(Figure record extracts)
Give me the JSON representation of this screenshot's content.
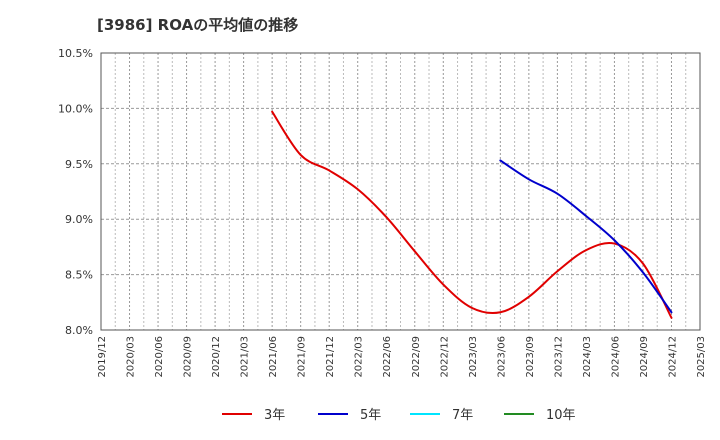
{
  "chart_data": {
    "type": "line",
    "title": "[3986]  ROAの平均値の推移",
    "xlabel": "",
    "ylabel": "",
    "ylim": [
      8.0,
      10.5
    ],
    "yticks": [
      8.0,
      8.5,
      9.0,
      9.5,
      10.0,
      10.5
    ],
    "ytick_labels": [
      "8.0%",
      "8.5%",
      "9.0%",
      "9.5%",
      "10.0%",
      "10.5%"
    ],
    "x_categories": [
      "2019/12",
      "2020/03",
      "2020/06",
      "2020/09",
      "2020/12",
      "2021/03",
      "2021/06",
      "2021/09",
      "2021/12",
      "2022/03",
      "2022/06",
      "2022/09",
      "2022/12",
      "2023/03",
      "2023/06",
      "2023/09",
      "2023/12",
      "2024/03",
      "2024/06",
      "2024/09",
      "2024/12",
      "2025/03"
    ],
    "grid": true,
    "legend_position": "bottom",
    "series": [
      {
        "name": "3年",
        "color": "#e00000",
        "x": [
          "2021/06",
          "2021/09",
          "2021/12",
          "2022/03",
          "2022/06",
          "2022/09",
          "2022/12",
          "2023/03",
          "2023/06",
          "2023/09",
          "2023/12",
          "2024/03",
          "2024/06",
          "2024/09",
          "2024/12"
        ],
        "values": [
          9.97,
          9.58,
          9.44,
          9.27,
          9.02,
          8.71,
          8.41,
          8.2,
          8.16,
          8.3,
          8.53,
          8.72,
          8.78,
          8.6,
          8.11
        ]
      },
      {
        "name": "5年",
        "color": "#0000cc",
        "x": [
          "2023/06",
          "2023/09",
          "2023/12",
          "2024/03",
          "2024/06",
          "2024/09",
          "2024/12"
        ],
        "values": [
          9.53,
          9.36,
          9.23,
          9.03,
          8.81,
          8.52,
          8.16
        ]
      },
      {
        "name": "7年",
        "color": "#00e5ff",
        "x": [],
        "values": []
      },
      {
        "name": "10年",
        "color": "#228b22",
        "x": [],
        "values": []
      }
    ]
  }
}
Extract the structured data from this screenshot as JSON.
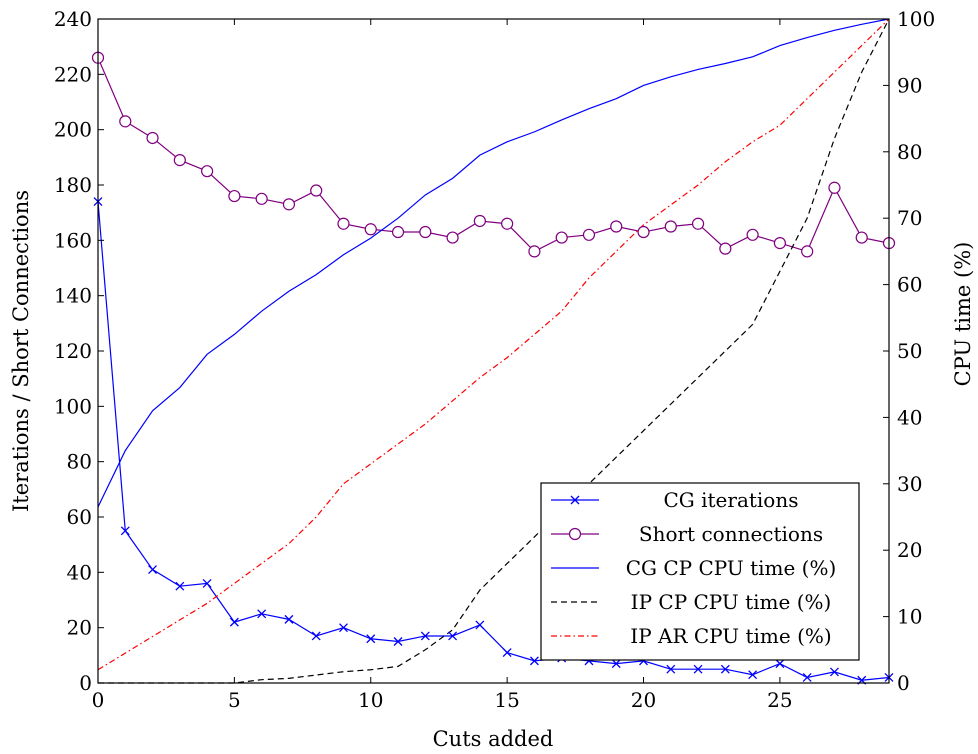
{
  "chart_data": {
    "type": "line",
    "xlabel": "Cuts added",
    "ylabel_left": "Iterations / Short Connections",
    "ylabel_right": "CPU time (%)",
    "xlim": [
      0,
      29
    ],
    "ylim_left": [
      0,
      240
    ],
    "ylim_right": [
      0,
      100
    ],
    "x_ticks": [
      0,
      5,
      10,
      15,
      20,
      25
    ],
    "y_ticks_left": [
      0,
      20,
      40,
      60,
      80,
      100,
      120,
      140,
      160,
      180,
      200,
      220,
      240
    ],
    "y_ticks_right": [
      0,
      10,
      20,
      30,
      40,
      50,
      60,
      70,
      80,
      90,
      100
    ],
    "grid": false,
    "legend_position": "bottom-right",
    "x": [
      0,
      1,
      2,
      3,
      4,
      5,
      6,
      7,
      8,
      9,
      10,
      11,
      12,
      13,
      14,
      15,
      16,
      17,
      18,
      19,
      20,
      21,
      22,
      23,
      24,
      25,
      26,
      27,
      28,
      29
    ],
    "series": [
      {
        "name": "CG iterations",
        "axis": "left",
        "color": "#0000ff",
        "marker": "x",
        "dash": "solid",
        "values": [
          174,
          55,
          41,
          35,
          36,
          22,
          25,
          23,
          17,
          20,
          16,
          15,
          17,
          17,
          21,
          11,
          8,
          9,
          8,
          7,
          8,
          5,
          5,
          5,
          3,
          7,
          2,
          4,
          1,
          2
        ]
      },
      {
        "name": "Short connections",
        "axis": "left",
        "color": "#800080",
        "marker": "circle",
        "dash": "solid",
        "values": [
          226,
          203,
          197,
          189,
          185,
          176,
          175,
          173,
          178,
          166,
          164,
          163,
          163,
          161,
          167,
          166,
          156,
          161,
          162,
          165,
          163,
          165,
          166,
          157,
          162,
          159,
          156,
          179,
          161,
          159
        ]
      },
      {
        "name": "CG CP CPU time (%)",
        "axis": "right",
        "color": "#0000ff",
        "marker": "none",
        "dash": "solid",
        "values": [
          26.5,
          35,
          41,
          44.5,
          49.5,
          52.5,
          56,
          59,
          61.5,
          64.5,
          67,
          70,
          73.5,
          76,
          79.5,
          81.5,
          83,
          84.8,
          86.5,
          88,
          90,
          91.3,
          92.4,
          93.3,
          94.3,
          96,
          97.2,
          98.3,
          99.2,
          100
        ]
      },
      {
        "name": "IP CP CPU time (%)",
        "axis": "right",
        "color": "#000000",
        "marker": "none",
        "dash": "dashed",
        "values": [
          0,
          0,
          0,
          0,
          0,
          0,
          0.5,
          0.7,
          1.2,
          1.7,
          2,
          2.5,
          5,
          8,
          14,
          18,
          22,
          26,
          30,
          34,
          38,
          42,
          46,
          50,
          54,
          62,
          70,
          82,
          92,
          100
        ]
      },
      {
        "name": "IP AR CPU time (%)",
        "axis": "right",
        "color": "#ff0000",
        "marker": "none",
        "dash": "dashdot",
        "values": [
          2,
          4.5,
          7,
          9.5,
          12,
          15,
          18,
          21,
          25,
          30,
          33,
          36,
          39,
          42.5,
          46,
          49,
          52.5,
          56,
          61,
          65,
          69,
          72,
          75,
          78.5,
          81.5,
          84,
          88,
          92,
          96,
          100
        ]
      }
    ]
  }
}
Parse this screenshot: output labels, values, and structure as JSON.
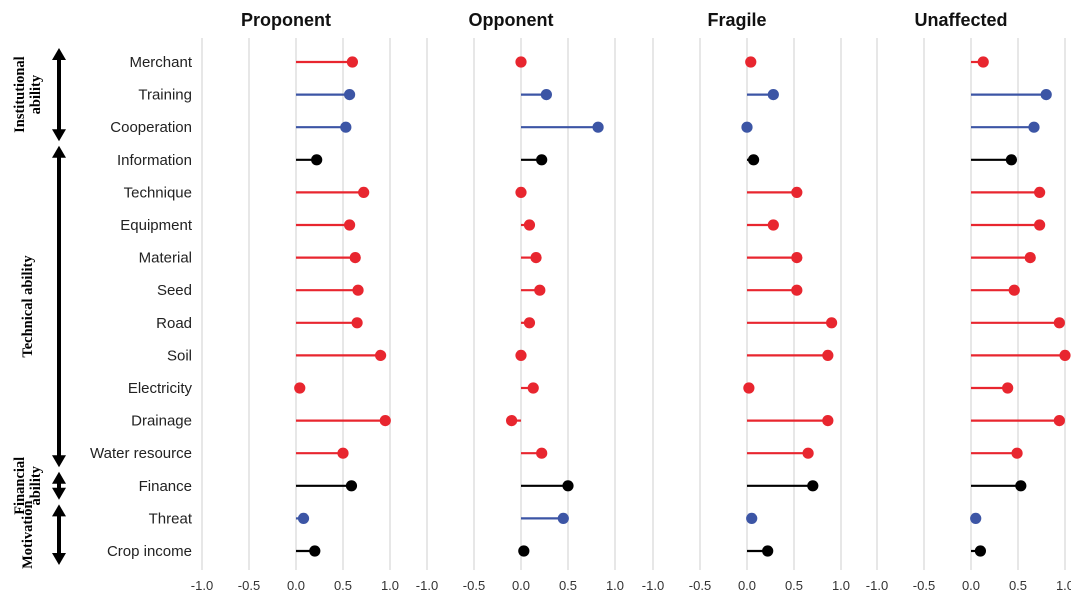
{
  "chart_data": {
    "type": "lollipop",
    "panels": [
      {
        "title": "Proponent",
        "values": [
          0.6,
          0.57,
          0.53,
          0.22,
          0.72,
          0.57,
          0.63,
          0.66,
          0.65,
          0.9,
          0.04,
          0.95,
          0.5,
          0.59,
          0.08,
          0.2
        ]
      },
      {
        "title": "Opponent",
        "values": [
          0.0,
          0.27,
          0.82,
          0.22,
          0.0,
          0.09,
          0.16,
          0.2,
          0.09,
          0.0,
          0.13,
          -0.1,
          0.22,
          0.5,
          0.45,
          0.03
        ]
      },
      {
        "title": "Fragile",
        "values": [
          0.04,
          0.28,
          0.0,
          0.07,
          0.53,
          0.28,
          0.53,
          0.53,
          0.9,
          0.86,
          0.02,
          0.86,
          0.65,
          0.7,
          0.05,
          0.22
        ]
      },
      {
        "title": "Unaffected",
        "values": [
          0.13,
          0.8,
          0.67,
          0.43,
          0.73,
          0.73,
          0.63,
          0.46,
          0.94,
          1.0,
          0.39,
          0.94,
          0.49,
          0.53,
          0.05,
          0.1
        ]
      }
    ],
    "categories": [
      "Merchant",
      "Training",
      "Cooperation",
      "Information",
      "Technique",
      "Equipment",
      "Material",
      "Seed",
      "Road",
      "Soil",
      "Electricity",
      "Drainage",
      "Water resource",
      "Finance",
      "Threat",
      "Crop income"
    ],
    "category_colors": [
      "red",
      "blue",
      "blue",
      "black",
      "red",
      "red",
      "red",
      "red",
      "red",
      "red",
      "red",
      "red",
      "red",
      "black",
      "blue",
      "black"
    ],
    "colors": {
      "red": "#e8262f",
      "blue": "#3c55a5",
      "black": "#000000"
    },
    "xlim": [
      -1.0,
      1.0
    ],
    "xticks": [
      "-1.0",
      "-0.5",
      "0.0",
      "0.5",
      "1.0"
    ],
    "groups": [
      {
        "label_lines": [
          "Institutional",
          "ability"
        ],
        "from": 0,
        "to": 2
      },
      {
        "label_lines": [
          "Technical ability"
        ],
        "from": 3,
        "to": 12
      },
      {
        "label_lines": [
          "Financial",
          "ability"
        ],
        "from": 13,
        "to": 13
      },
      {
        "label_lines": [
          "Motivation"
        ],
        "from": 14,
        "to": 15
      }
    ],
    "grid": "vertical",
    "legend": "none"
  }
}
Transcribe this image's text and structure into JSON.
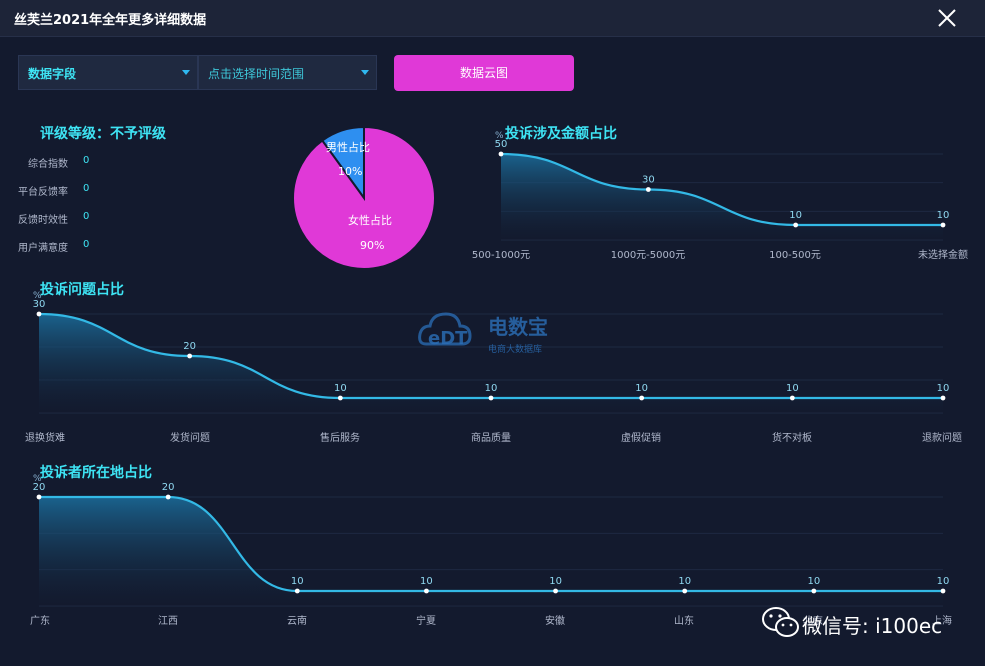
{
  "window": {
    "title": "丝芙兰2021年全年更多详细数据"
  },
  "toolbar": {
    "field_select": "数据字段",
    "time_select_placeholder": "点击选择时间范围",
    "cloud_button": "数据云图"
  },
  "rating": {
    "title": "评级等级：不予评级",
    "metrics": [
      {
        "label": "综合指数",
        "value": "0"
      },
      {
        "label": "平台反馈率",
        "value": "0"
      },
      {
        "label": "反馈时效性",
        "value": "0"
      },
      {
        "label": "用户满意度",
        "value": "0"
      }
    ]
  },
  "watermark": {
    "logo_text": "eDT",
    "name": "电数宝",
    "tagline": "电商大数据库"
  },
  "wechat": {
    "text": "微信号: i100ec"
  },
  "chart_data": [
    {
      "id": "gender",
      "type": "pie",
      "title": "",
      "slices": [
        {
          "label": "男性占比",
          "pct": "10%",
          "value": 10,
          "color": "#2e8ff0"
        },
        {
          "label": "女性占比",
          "pct": "90%",
          "value": 90,
          "color": "#e039d7"
        }
      ]
    },
    {
      "id": "amount",
      "type": "area",
      "title": "投诉涉及金额占比",
      "y_axis_mark": "%",
      "ylim": [
        0,
        50
      ],
      "categories": [
        "500-1000元",
        "1000元-5000元",
        "100-500元",
        "未选择金额"
      ],
      "values": [
        50,
        30,
        10,
        10
      ],
      "point_labels": [
        "50",
        "30",
        "10",
        "10"
      ],
      "colors": {
        "line": "#33b9e6",
        "fill_top": "#1b6f9e",
        "fill_bottom": "#131a2e"
      }
    },
    {
      "id": "issue",
      "type": "area",
      "title": "投诉问题占比",
      "y_axis_mark": "%",
      "ylim": [
        0,
        30
      ],
      "categories": [
        "退换货难",
        "发货问题",
        "售后服务",
        "商品质量",
        "虚假促销",
        "货不对板",
        "退款问题"
      ],
      "values": [
        30,
        20,
        10,
        10,
        10,
        10,
        10
      ],
      "point_labels": [
        "30",
        "20",
        "10",
        "10",
        "10",
        "10",
        "10"
      ],
      "colors": {
        "line": "#33b9e6",
        "fill_top": "#1b6f9e",
        "fill_bottom": "#131a2e"
      }
    },
    {
      "id": "location",
      "type": "area",
      "title": "投诉者所在地占比",
      "y_axis_mark": "%",
      "ylim": [
        0,
        20
      ],
      "categories": [
        "广东",
        "江西",
        "云南",
        "宁夏",
        "安徽",
        "山东",
        "北京",
        "上海"
      ],
      "values": [
        20,
        20,
        10,
        10,
        10,
        10,
        10,
        10
      ],
      "point_labels": [
        "20",
        "20",
        "10",
        "10",
        "10",
        "10",
        "10",
        "10"
      ],
      "colors": {
        "line": "#33b9e6",
        "fill_top": "#1b6f9e",
        "fill_bottom": "#131a2e"
      }
    }
  ]
}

_EXERCISE DESCRIPTION_:
Copy out all lines where the word "screenshot" appears.

_THE COMPLETED TASK_:
Give me the JSON representation of this screenshot's content.
Extract the structured data from this screenshot as JSON.
Parse this screenshot: output labels, values, and structure as JSON.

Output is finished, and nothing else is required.